• **Your task**
Return every line below as is, leaving out the pictures.

[start Entries shown]

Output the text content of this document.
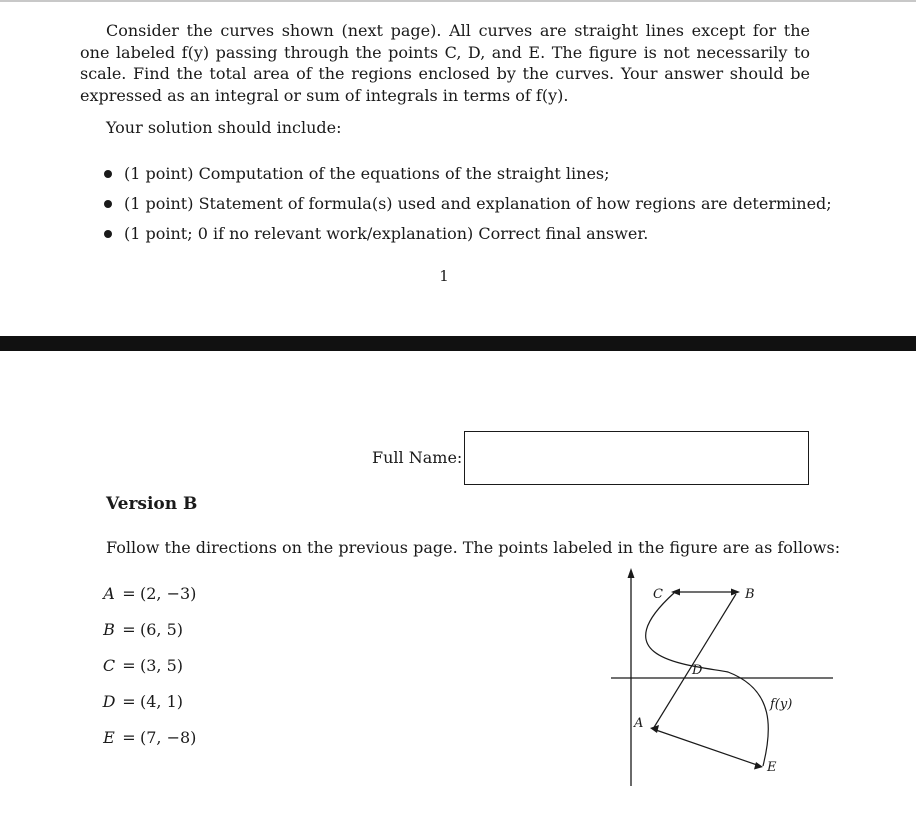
Consider the curves shown (next page). All curves are straight lines except for the one labeled f(y) passing through the points C, D, and E. The figure is not necessarily to scale. Find the total area of the regions enclosed by the curves. Your answer should be expressed as an integral or sum of integrals in terms of f(y).

Your solution should include:

(1 point) Computation of the equations of the straight lines;
(1 point) Statement of formula(s) used and explanation of how regions are determined;
(1 point; 0 if no relevant work/explanation) Correct final answer.
1
Full Name:
Version B
Follow the directions on the previous page. The points labeled in the figure are as follows:
A = (2, −3)
B = (6, 5)
C = (3, 5)
D = (4, 1)
E = (7, −8)
C	B
D
A
E
f(y)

[end Entries shown]

• **Response**
Output the text content of this document.
Consider the curves shown (next page). All curves are straight lines except for the one labeled f(y) passing through the points C, D, and E. The figure is not necessarily to scale. Find the total area of the regions enclosed by the curves. Your answer should be expressed as an integral or sum of integrals in terms of f(y).

Your solution should include:

(1 point) Computation of the equations of the straight lines;
(1 point) Statement of formula(s) used and explanation of how regions are determined;
(1 point; 0 if no relevant work/explanation) Correct final answer.
1
Full Name:
Version B
Follow the directions on the previous page. The points labeled in the figure are as follows:
A = (2, −3)
B = (6, 5)
C = (3, 5)
D = (4, 1)
E = (7, −8)
C	B
D
A
E
f(y)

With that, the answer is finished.